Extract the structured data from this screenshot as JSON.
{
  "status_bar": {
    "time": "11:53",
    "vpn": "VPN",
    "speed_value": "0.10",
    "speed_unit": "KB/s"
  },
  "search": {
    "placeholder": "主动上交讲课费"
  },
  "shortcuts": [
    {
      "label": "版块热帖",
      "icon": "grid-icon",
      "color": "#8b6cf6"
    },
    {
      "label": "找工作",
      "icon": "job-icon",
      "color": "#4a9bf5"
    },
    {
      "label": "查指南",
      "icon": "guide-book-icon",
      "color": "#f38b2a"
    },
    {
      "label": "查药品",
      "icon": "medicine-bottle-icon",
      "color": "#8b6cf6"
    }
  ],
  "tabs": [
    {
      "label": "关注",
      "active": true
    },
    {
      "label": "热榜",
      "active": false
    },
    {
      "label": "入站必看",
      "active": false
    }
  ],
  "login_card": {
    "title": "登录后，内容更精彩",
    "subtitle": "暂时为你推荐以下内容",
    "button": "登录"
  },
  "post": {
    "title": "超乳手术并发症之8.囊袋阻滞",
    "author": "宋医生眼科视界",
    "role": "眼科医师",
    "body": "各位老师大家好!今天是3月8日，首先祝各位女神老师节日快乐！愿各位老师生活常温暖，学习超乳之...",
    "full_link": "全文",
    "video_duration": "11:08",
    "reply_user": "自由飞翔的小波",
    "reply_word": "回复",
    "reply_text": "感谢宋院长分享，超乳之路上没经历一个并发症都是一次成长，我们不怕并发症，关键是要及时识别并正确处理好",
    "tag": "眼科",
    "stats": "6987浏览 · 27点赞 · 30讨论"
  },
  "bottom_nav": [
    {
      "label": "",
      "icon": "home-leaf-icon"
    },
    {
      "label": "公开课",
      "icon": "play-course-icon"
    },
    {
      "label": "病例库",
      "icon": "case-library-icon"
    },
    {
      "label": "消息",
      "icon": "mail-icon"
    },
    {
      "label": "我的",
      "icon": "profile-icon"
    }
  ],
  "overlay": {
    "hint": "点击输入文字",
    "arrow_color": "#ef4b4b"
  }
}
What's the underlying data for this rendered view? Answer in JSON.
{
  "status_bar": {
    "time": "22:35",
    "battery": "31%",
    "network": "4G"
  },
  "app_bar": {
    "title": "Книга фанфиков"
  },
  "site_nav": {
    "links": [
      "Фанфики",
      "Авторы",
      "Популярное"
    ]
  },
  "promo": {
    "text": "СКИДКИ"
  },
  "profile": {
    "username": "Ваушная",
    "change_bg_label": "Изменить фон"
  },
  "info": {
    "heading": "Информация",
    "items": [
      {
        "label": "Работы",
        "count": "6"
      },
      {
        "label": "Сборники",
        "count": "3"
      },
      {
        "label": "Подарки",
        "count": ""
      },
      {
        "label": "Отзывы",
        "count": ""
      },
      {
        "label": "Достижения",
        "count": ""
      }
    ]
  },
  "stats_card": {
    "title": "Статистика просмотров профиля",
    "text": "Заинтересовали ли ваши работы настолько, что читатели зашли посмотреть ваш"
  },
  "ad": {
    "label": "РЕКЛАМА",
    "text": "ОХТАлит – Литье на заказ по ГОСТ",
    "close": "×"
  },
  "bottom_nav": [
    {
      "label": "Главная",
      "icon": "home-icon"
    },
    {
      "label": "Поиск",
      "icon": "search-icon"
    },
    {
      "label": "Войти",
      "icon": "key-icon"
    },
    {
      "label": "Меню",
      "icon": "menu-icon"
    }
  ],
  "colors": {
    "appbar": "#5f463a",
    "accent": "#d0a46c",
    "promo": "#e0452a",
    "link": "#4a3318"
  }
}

-*-

Lines holding the word "JSON" in the entries above are the ones to pull out. Copy them all.

**WRITTEN ANSWER:**
Extract the structured data from this screenshot as JSON.
What's the underlying data for this rendered view? Answer in JSON.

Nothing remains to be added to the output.